TASK DIRECTIONS. Give back each entry unchanged, minus pictures.

EXERCISE MATERIALS.
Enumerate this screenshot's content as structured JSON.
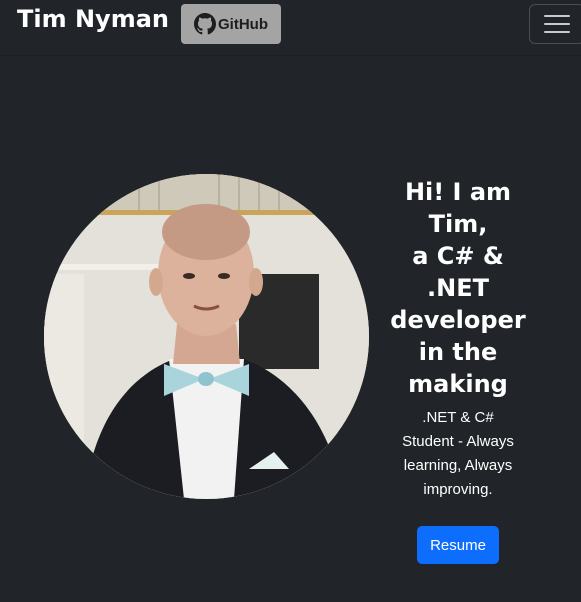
{
  "navbar": {
    "brand": "Tim Nyman",
    "github_label": "GitHub",
    "github_icon": "github-icon",
    "menu_icon": "hamburger-menu-icon"
  },
  "hero": {
    "title_lines": [
      "Hi! I am",
      "Tim,",
      "a C# &",
      ".NET",
      "developer",
      "in the",
      "making"
    ],
    "subtitle_lines": [
      ".NET & C#",
      "Student - Always",
      "learning, Always",
      "improving."
    ],
    "resume_label": "Resume"
  },
  "colors": {
    "background": "#212529",
    "github_button": "#a4a4a4",
    "resume_button": "#0d6efd"
  }
}
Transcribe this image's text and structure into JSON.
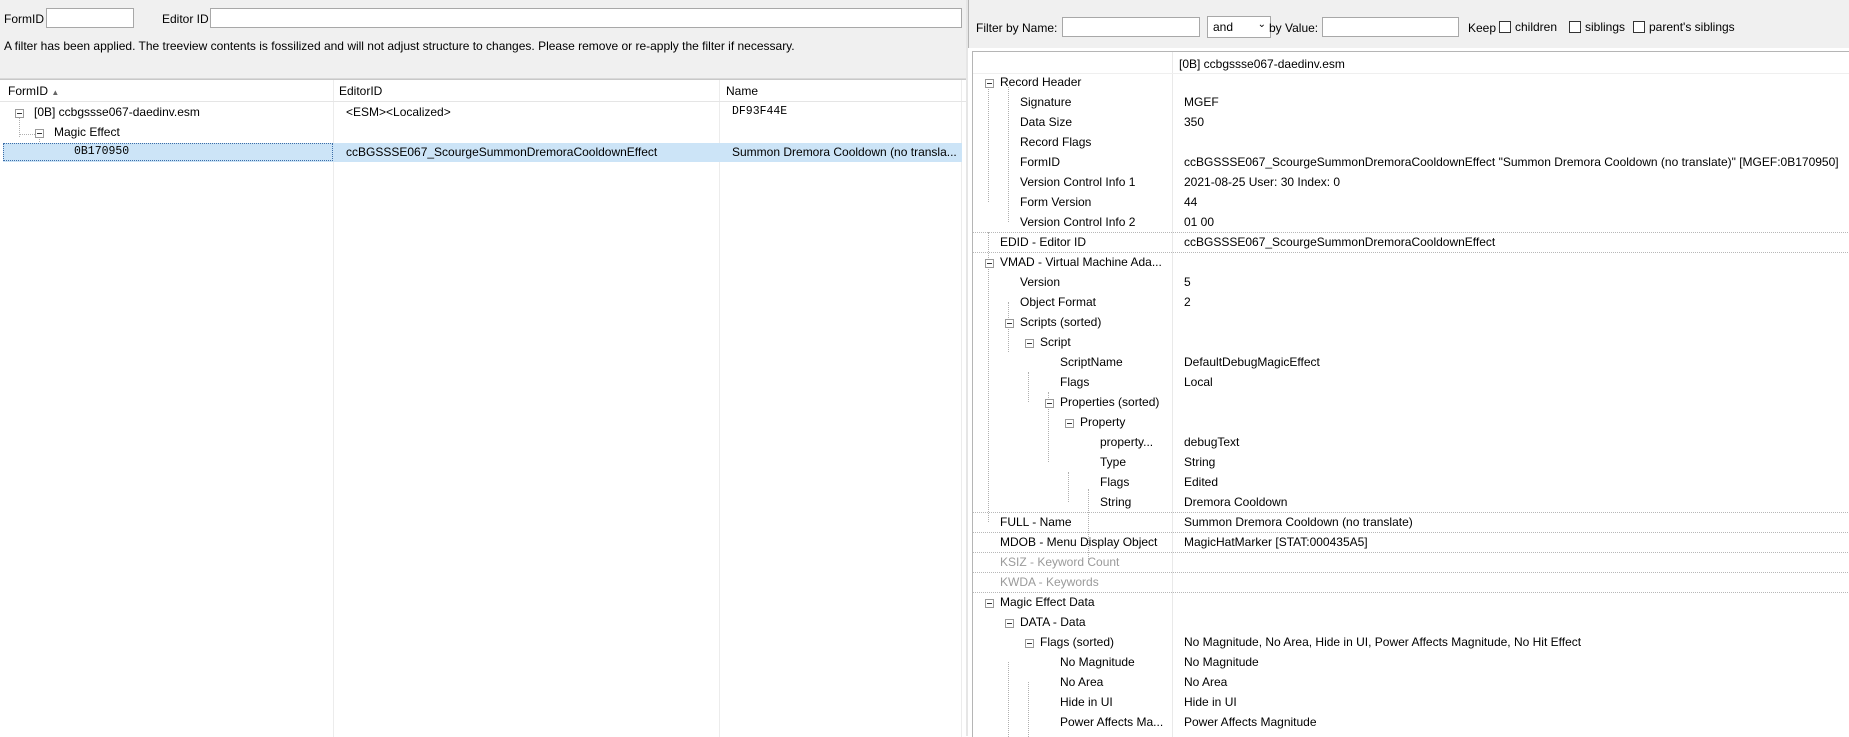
{
  "left": {
    "formid_label": "FormID",
    "editorid_label": "Editor ID",
    "formid_value": "",
    "editorid_value": "",
    "notice": "A filter has been applied. The treeview contents is fossilized and will not adjust structure to changes.  Please remove or re-apply the filter if necessary.",
    "columns": [
      "FormID",
      "EditorID",
      "Name"
    ],
    "sort_indicator": "▲",
    "rows": [
      {
        "formid": "[0B] ccbgssse067-daedinv.esm",
        "editorid": "<ESM><Localized>",
        "name": "DF93F44E"
      },
      {
        "formid": "Magic Effect",
        "editorid": "",
        "name": ""
      },
      {
        "formid": "0B170950",
        "editorid": "ccBGSSSE067_ScourgeSummonDremoraCooldownEffect",
        "name": "Summon Dremora Cooldown (no transla..."
      }
    ]
  },
  "right": {
    "filter_by_name_label": "Filter by Name:",
    "filter_name_value": "",
    "combo_value": "and",
    "by_value_label": "by Value:",
    "filter_value_value": "",
    "keep_label": "Keep",
    "keep_options": [
      "children",
      "siblings",
      "parent's siblings"
    ],
    "file_header": "[0B] ccbgssse067-daedinv.esm",
    "rows": [
      {
        "name": "Record Header",
        "value": ""
      },
      {
        "name": "Signature",
        "value": "MGEF"
      },
      {
        "name": "Data Size",
        "value": "350"
      },
      {
        "name": "Record Flags",
        "value": ""
      },
      {
        "name": "FormID",
        "value": "ccBGSSSE067_ScourgeSummonDremoraCooldownEffect \"Summon Dremora Cooldown (no translate)\" [MGEF:0B170950]"
      },
      {
        "name": "Version Control Info 1",
        "value": "2021-08-25 User: 30 Index: 0"
      },
      {
        "name": "Form Version",
        "value": "44"
      },
      {
        "name": "Version Control Info 2",
        "value": "01 00"
      },
      {
        "name": "EDID - Editor ID",
        "value": "ccBGSSSE067_ScourgeSummonDremoraCooldownEffect"
      },
      {
        "name": "VMAD - Virtual Machine Ada...",
        "value": ""
      },
      {
        "name": "Version",
        "value": "5"
      },
      {
        "name": "Object Format",
        "value": "2"
      },
      {
        "name": "Scripts (sorted)",
        "value": ""
      },
      {
        "name": "Script",
        "value": ""
      },
      {
        "name": "ScriptName",
        "value": "DefaultDebugMagicEffect"
      },
      {
        "name": "Flags",
        "value": "Local"
      },
      {
        "name": "Properties (sorted)",
        "value": ""
      },
      {
        "name": "Property",
        "value": ""
      },
      {
        "name": "property...",
        "value": "debugText"
      },
      {
        "name": "Type",
        "value": "String"
      },
      {
        "name": "Flags",
        "value": "Edited"
      },
      {
        "name": "String",
        "value": "Dremora Cooldown"
      },
      {
        "name": "FULL - Name",
        "value": "Summon Dremora Cooldown (no translate)"
      },
      {
        "name": "MDOB - Menu Display Object",
        "value": "MagicHatMarker [STAT:000435A5]"
      },
      {
        "name": "KSIZ - Keyword Count",
        "value": ""
      },
      {
        "name": "KWDA - Keywords",
        "value": ""
      },
      {
        "name": "Magic Effect Data",
        "value": ""
      },
      {
        "name": "DATA - Data",
        "value": ""
      },
      {
        "name": "Flags (sorted)",
        "value": "No Magnitude, No Area, Hide in UI, Power Affects Magnitude, No Hit Effect"
      },
      {
        "name": "No Magnitude",
        "value": "No Magnitude"
      },
      {
        "name": "No Area",
        "value": "No Area"
      },
      {
        "name": "Hide in UI",
        "value": "Hide in UI"
      },
      {
        "name": "Power Affects Ma...",
        "value": "Power Affects Magnitude"
      }
    ]
  }
}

TASK SOLUTION.
Enumerate this screenshot's content as structured JSON.
{
  "navbar": {
    "brand": "Tim Nyman",
    "github_label": "GitHub",
    "github_icon": "github-icon",
    "menu_icon": "hamburger-menu-icon"
  },
  "hero": {
    "title_lines": [
      "Hi! I am",
      "Tim,",
      "a C# &",
      ".NET",
      "developer",
      "in the",
      "making"
    ],
    "subtitle_lines": [
      ".NET & C#",
      "Student - Always",
      "learning, Always",
      "improving."
    ],
    "resume_label": "Resume"
  },
  "colors": {
    "background": "#212529",
    "github_button": "#a4a4a4",
    "resume_button": "#0d6efd"
  }
}
Transcribe this image's text and structure into JSON.
{
  "left": {
    "formid_label": "FormID",
    "editorid_label": "Editor ID",
    "formid_value": "",
    "editorid_value": "",
    "notice": "A filter has been applied. The treeview contents is fossilized and will not adjust structure to changes.  Please remove or re-apply the filter if necessary.",
    "columns": [
      "FormID",
      "EditorID",
      "Name"
    ],
    "sort_indicator": "▲",
    "rows": [
      {
        "formid": "[0B] ccbgssse067-daedinv.esm",
        "editorid": "<ESM><Localized>",
        "name": "DF93F44E"
      },
      {
        "formid": "Magic Effect",
        "editorid": "",
        "name": ""
      },
      {
        "formid": "0B170950",
        "editorid": "ccBGSSSE067_ScourgeSummonDremoraCooldownEffect",
        "name": "Summon Dremora Cooldown (no transla..."
      }
    ]
  },
  "right": {
    "filter_by_name_label": "Filter by Name:",
    "filter_name_value": "",
    "combo_value": "and",
    "by_value_label": "by Value:",
    "filter_value_value": "",
    "keep_label": "Keep",
    "keep_options": [
      "children",
      "siblings",
      "parent's siblings"
    ],
    "file_header": "[0B] ccbgssse067-daedinv.esm",
    "rows": [
      {
        "name": "Record Header",
        "value": ""
      },
      {
        "name": "Signature",
        "value": "MGEF"
      },
      {
        "name": "Data Size",
        "value": "350"
      },
      {
        "name": "Record Flags",
        "value": ""
      },
      {
        "name": "FormID",
        "value": "ccBGSSSE067_ScourgeSummonDremoraCooldownEffect \"Summon Dremora Cooldown (no translate)\" [MGEF:0B170950]"
      },
      {
        "name": "Version Control Info 1",
        "value": "2021-08-25 User: 30 Index: 0"
      },
      {
        "name": "Form Version",
        "value": "44"
      },
      {
        "name": "Version Control Info 2",
        "value": "01 00"
      },
      {
        "name": "EDID - Editor ID",
        "value": "ccBGSSSE067_ScourgeSummonDremoraCooldownEffect"
      },
      {
        "name": "VMAD - Virtual Machine Ada...",
        "value": ""
      },
      {
        "name": "Version",
        "value": "5"
      },
      {
        "name": "Object Format",
        "value": "2"
      },
      {
        "name": "Scripts (sorted)",
        "value": ""
      },
      {
        "name": "Script",
        "value": ""
      },
      {
        "name": "ScriptName",
        "value": "DefaultDebugMagicEffect"
      },
      {
        "name": "Flags",
        "value": "Local"
      },
      {
        "name": "Properties (sorted)",
        "value": ""
      },
      {
        "name": "Property",
        "value": ""
      },
      {
        "name": "property...",
        "value": "debugText"
      },
      {
        "name": "Type",
        "value": "String"
      },
      {
        "name": "Flags",
        "value": "Edited"
      },
      {
        "name": "String",
        "value": "Dremora Cooldown"
      },
      {
        "name": "FULL - Name",
        "value": "Summon Dremora Cooldown (no translate)"
      },
      {
        "name": "MDOB - Menu Display Object",
        "value": "MagicHatMarker [STAT:000435A5]"
      },
      {
        "name": "KSIZ - Keyword Count",
        "value": ""
      },
      {
        "name": "KWDA - Keywords",
        "value": ""
      },
      {
        "name": "Magic Effect Data",
        "value": ""
      },
      {
        "name": "DATA - Data",
        "value": ""
      },
      {
        "name": "Flags (sorted)",
        "value": "No Magnitude, No Area, Hide in UI, Power Affects Magnitude, No Hit Effect"
      },
      {
        "name": "No Magnitude",
        "value": "No Magnitude"
      },
      {
        "name": "No Area",
        "value": "No Area"
      },
      {
        "name": "Hide in UI",
        "value": "Hide in UI"
      },
      {
        "name": "Power Affects Ma...",
        "value": "Power Affects Magnitude"
      }
    ]
  }
}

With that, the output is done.